Direction
Leave out the pictures and copy everything else below exactly.

Data entries
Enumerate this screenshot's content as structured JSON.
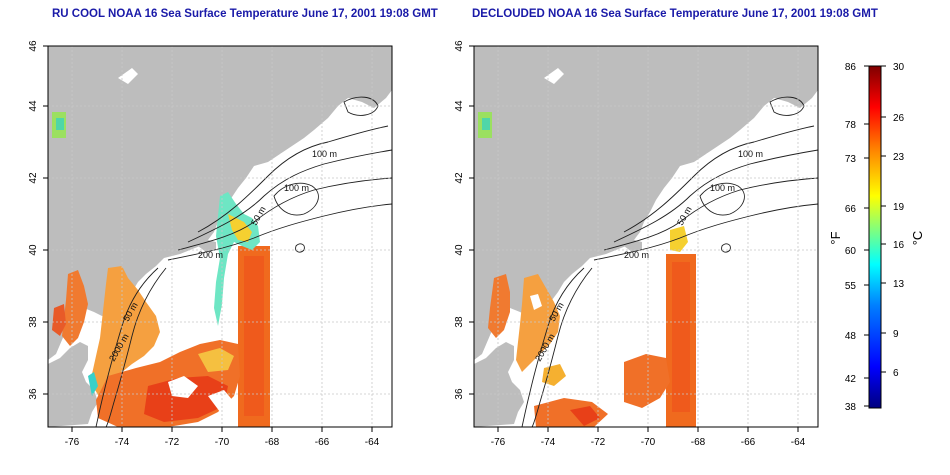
{
  "maps": {
    "left": {
      "title": "RU COOL NOAA 16 Sea Surface Temperature June 17, 2001 19:08 GMT",
      "contour_labels": [
        "100 m",
        "100 m",
        "200 m",
        "50 m",
        "50 m",
        "2000 m"
      ]
    },
    "right": {
      "title": "DECLOUDED NOAA 16 Sea Surface Temperature June 17, 2001 19:08 GMT",
      "contour_labels": [
        "100 m",
        "100 m",
        "200 m",
        "50 m",
        "50 m",
        "2000 m"
      ]
    }
  },
  "axes": {
    "lon_ticks": [
      "-76",
      "-74",
      "-72",
      "-70",
      "-68",
      "-66",
      "-64"
    ],
    "lat_ticks": [
      "36",
      "38",
      "40",
      "42",
      "44",
      "46"
    ]
  },
  "colorbar": {
    "left_unit": "°F",
    "right_unit": "°C",
    "fahrenheit_ticks": [
      "86",
      "78",
      "73",
      "66",
      "60",
      "55",
      "48",
      "42",
      "38"
    ],
    "celsius_ticks": [
      "30",
      "26",
      "23",
      "19",
      "16",
      "13",
      "9",
      "6"
    ],
    "colors": [
      "#00007f",
      "#0000ff",
      "#007fff",
      "#00ffff",
      "#7fff7f",
      "#ffff00",
      "#ff7f00",
      "#ff0000",
      "#7f0000"
    ]
  },
  "colors": {
    "land": "#bdbdbd",
    "ocean": "#ffffff",
    "grid": "#c8c8c8",
    "sst_warm": "#f06a1e",
    "sst_hot": "#e8401a",
    "sst_mid": "#f5b030",
    "sst_cool": "#2ad6c8",
    "title": "#1a1aa8"
  }
}
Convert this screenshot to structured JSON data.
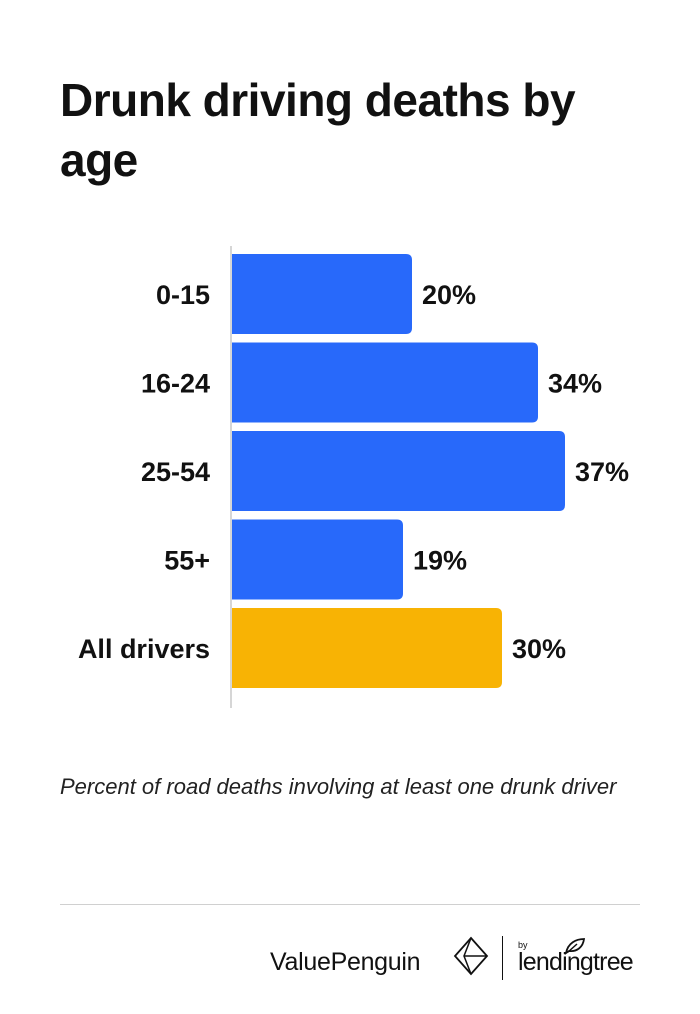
{
  "title": "Drunk driving deaths by age",
  "subtitle": "Percent of road deaths involving at least one drunk driver",
  "colors": {
    "bar_default": "#2869fa",
    "bar_highlight": "#f8b304",
    "axis": "#c8c8c8"
  },
  "chart_data": {
    "type": "bar",
    "orientation": "horizontal",
    "categories": [
      "0-15",
      "16-24",
      "25-54",
      "55+",
      "All drivers"
    ],
    "values": [
      20,
      34,
      37,
      19,
      30
    ],
    "value_labels": [
      "20%",
      "34%",
      "37%",
      "19%",
      "30%"
    ],
    "highlight_index": 4,
    "unit": "%",
    "xlim": [
      0,
      37
    ],
    "grid": false
  },
  "footer": {
    "brand": "ValuePenguin",
    "logo_icon": "valuepenguin-diamond-icon",
    "partner_prefix": "by",
    "partner": "lendingtree",
    "partner_icon": "leaf-icon"
  }
}
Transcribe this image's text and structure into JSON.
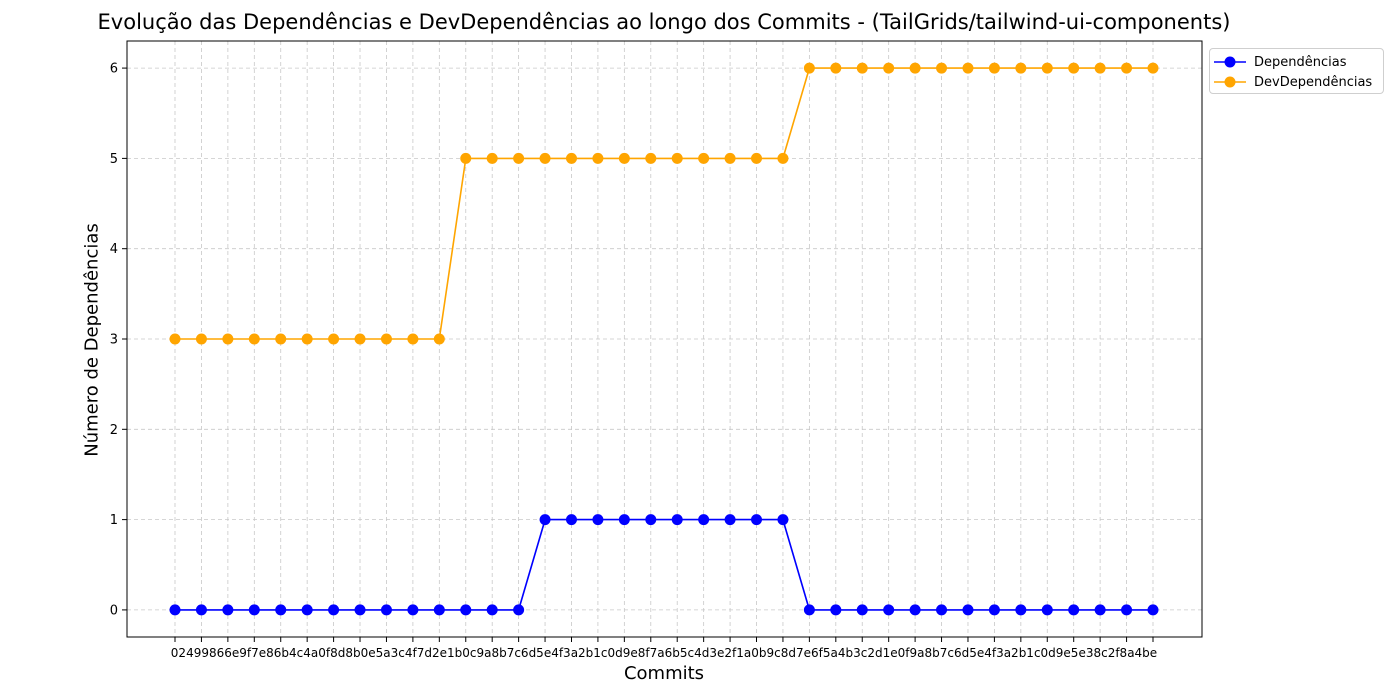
{
  "chart_data": {
    "type": "line",
    "title": "Evolução das Dependências e DevDependências ao longo dos Commits - (TailGrids/tailwind-ui-components)",
    "xlabel": "Commits",
    "ylabel": "Número de Dependências",
    "x_count": 38,
    "x_tick_labels": [],
    "x_tick_labels_note": "",
    "y_ticks": [
      0,
      1,
      2,
      3,
      4,
      5,
      6
    ],
    "ylim": [
      -0.3,
      6.3
    ],
    "grid": true,
    "legend_position": "upper-right-outside",
    "series": [
      {
        "name": "Dependências",
        "color": "#0000ff",
        "values": [
          0,
          0,
          0,
          0,
          0,
          0,
          0,
          0,
          0,
          0,
          0,
          0,
          0,
          0,
          1,
          1,
          1,
          1,
          1,
          1,
          1,
          1,
          1,
          1,
          0,
          0,
          0,
          0,
          0,
          0,
          0,
          0,
          0,
          0,
          0,
          0,
          0,
          0
        ]
      },
      {
        "name": "DevDependências",
        "color": "#ffa500",
        "values": [
          3,
          3,
          3,
          3,
          3,
          3,
          3,
          3,
          3,
          3,
          3,
          5,
          5,
          5,
          5,
          5,
          5,
          5,
          5,
          5,
          5,
          5,
          5,
          5,
          6,
          6,
          6,
          6,
          6,
          6,
          6,
          6,
          6,
          6,
          6,
          6,
          6,
          6
        ]
      }
    ]
  },
  "x_tick_text_visible": "02499866e9f7e86b4c4a0f8d8b0e5a3c4f7d2e1b0c9a8b7c6d5e4f3a2b1c0d9e8f7a6b5c4d3e2f1a0b9c8d7e6f5a4b3c2d1e0f9a8b7c6d5e4f3a2b1c0d9e5e38c2f8a4be"
}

Answer to the exercise
Enumerate this screenshot's content as structured JSON.
{
  "maps": {
    "left": {
      "title": "RU COOL NOAA 16 Sea Surface Temperature June 17, 2001 19:08 GMT",
      "contour_labels": [
        "100 m",
        "100 m",
        "200 m",
        "50 m",
        "50 m",
        "2000 m"
      ]
    },
    "right": {
      "title": "DECLOUDED NOAA 16 Sea Surface Temperature June 17, 2001 19:08 GMT",
      "contour_labels": [
        "100 m",
        "100 m",
        "200 m",
        "50 m",
        "50 m",
        "2000 m"
      ]
    }
  },
  "axes": {
    "lon_ticks": [
      "-76",
      "-74",
      "-72",
      "-70",
      "-68",
      "-66",
      "-64"
    ],
    "lat_ticks": [
      "36",
      "38",
      "40",
      "42",
      "44",
      "46"
    ]
  },
  "colorbar": {
    "left_unit": "°F",
    "right_unit": "°C",
    "fahrenheit_ticks": [
      "86",
      "78",
      "73",
      "66",
      "60",
      "55",
      "48",
      "42",
      "38"
    ],
    "celsius_ticks": [
      "30",
      "26",
      "23",
      "19",
      "16",
      "13",
      "9",
      "6"
    ],
    "colors": [
      "#00007f",
      "#0000ff",
      "#007fff",
      "#00ffff",
      "#7fff7f",
      "#ffff00",
      "#ff7f00",
      "#ff0000",
      "#7f0000"
    ]
  },
  "colors": {
    "land": "#bdbdbd",
    "ocean": "#ffffff",
    "grid": "#c8c8c8",
    "sst_warm": "#f06a1e",
    "sst_hot": "#e8401a",
    "sst_mid": "#f5b030",
    "sst_cool": "#2ad6c8",
    "title": "#1a1aa8"
  }
}
Convert this screenshot to structured JSON data.
{
  "title": "Drunk driving deaths by age",
  "subtitle": "Percent of road deaths involving at least one drunk driver",
  "colors": {
    "bar_default": "#2869fa",
    "bar_highlight": "#f8b304",
    "axis": "#c8c8c8"
  },
  "chart_data": {
    "type": "bar",
    "orientation": "horizontal",
    "categories": [
      "0-15",
      "16-24",
      "25-54",
      "55+",
      "All drivers"
    ],
    "values": [
      20,
      34,
      37,
      19,
      30
    ],
    "value_labels": [
      "20%",
      "34%",
      "37%",
      "19%",
      "30%"
    ],
    "highlight_index": 4,
    "unit": "%",
    "xlim": [
      0,
      37
    ],
    "grid": false
  },
  "footer": {
    "brand": "ValuePenguin",
    "logo_icon": "valuepenguin-diamond-icon",
    "partner_prefix": "by",
    "partner": "lendingtree",
    "partner_icon": "leaf-icon"
  }
}
Transcribe this image's text and structure into JSON.
{
  "chart_data": {
    "type": "line",
    "title": "Evolução das Dependências e DevDependências ao longo dos Commits - (TailGrids/tailwind-ui-components)",
    "xlabel": "Commits",
    "ylabel": "Número de Dependências",
    "x_count": 38,
    "x_tick_labels": [],
    "x_tick_labels_note": "",
    "y_ticks": [
      0,
      1,
      2,
      3,
      4,
      5,
      6
    ],
    "ylim": [
      -0.3,
      6.3
    ],
    "grid": true,
    "legend_position": "upper-right-outside",
    "series": [
      {
        "name": "Dependências",
        "color": "#0000ff",
        "values": [
          0,
          0,
          0,
          0,
          0,
          0,
          0,
          0,
          0,
          0,
          0,
          0,
          0,
          0,
          1,
          1,
          1,
          1,
          1,
          1,
          1,
          1,
          1,
          1,
          0,
          0,
          0,
          0,
          0,
          0,
          0,
          0,
          0,
          0,
          0,
          0,
          0,
          0
        ]
      },
      {
        "name": "DevDependências",
        "color": "#ffa500",
        "values": [
          3,
          3,
          3,
          3,
          3,
          3,
          3,
          3,
          3,
          3,
          3,
          5,
          5,
          5,
          5,
          5,
          5,
          5,
          5,
          5,
          5,
          5,
          5,
          5,
          6,
          6,
          6,
          6,
          6,
          6,
          6,
          6,
          6,
          6,
          6,
          6,
          6,
          6
        ]
      }
    ]
  },
  "x_tick_text_visible": "02499866e9f7e86b4c4a0f8d8b0e5a3c4f7d2e1b0c9a8b7c6d5e4f3a2b1c0d9e8f7a6b5c4d3e2f1a0b9c8d7e6f5a4b3c2d1e0f9a8b7c6d5e4f3a2b1c0d9e5e38c2f8a4be"
}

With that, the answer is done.